> Task to carry out
From the entries below, gather each line containing the word "años".
* BEGIN *
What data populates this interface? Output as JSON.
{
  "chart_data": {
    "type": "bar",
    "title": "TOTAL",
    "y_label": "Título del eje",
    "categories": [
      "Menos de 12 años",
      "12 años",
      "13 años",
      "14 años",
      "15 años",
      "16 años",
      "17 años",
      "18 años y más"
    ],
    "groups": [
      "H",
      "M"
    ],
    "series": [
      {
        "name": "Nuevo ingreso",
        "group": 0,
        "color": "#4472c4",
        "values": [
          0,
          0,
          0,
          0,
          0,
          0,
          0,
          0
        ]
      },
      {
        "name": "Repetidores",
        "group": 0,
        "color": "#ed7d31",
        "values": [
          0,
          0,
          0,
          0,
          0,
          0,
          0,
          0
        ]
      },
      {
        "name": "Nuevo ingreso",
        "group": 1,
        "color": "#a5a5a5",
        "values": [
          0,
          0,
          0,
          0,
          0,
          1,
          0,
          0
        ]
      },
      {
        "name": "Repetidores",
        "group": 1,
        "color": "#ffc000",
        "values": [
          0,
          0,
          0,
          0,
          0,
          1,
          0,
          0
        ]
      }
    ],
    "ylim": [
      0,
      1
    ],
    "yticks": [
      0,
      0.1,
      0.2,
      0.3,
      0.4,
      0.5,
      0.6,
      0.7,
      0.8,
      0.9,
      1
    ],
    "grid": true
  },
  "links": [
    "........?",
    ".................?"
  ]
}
* END *
> Output of the task
      "Menos de 12 años",
      "12 años",
      "13 años",
      "14 años",
      "15 años",
      "16 años",
      "17 años",
      "18 años y más"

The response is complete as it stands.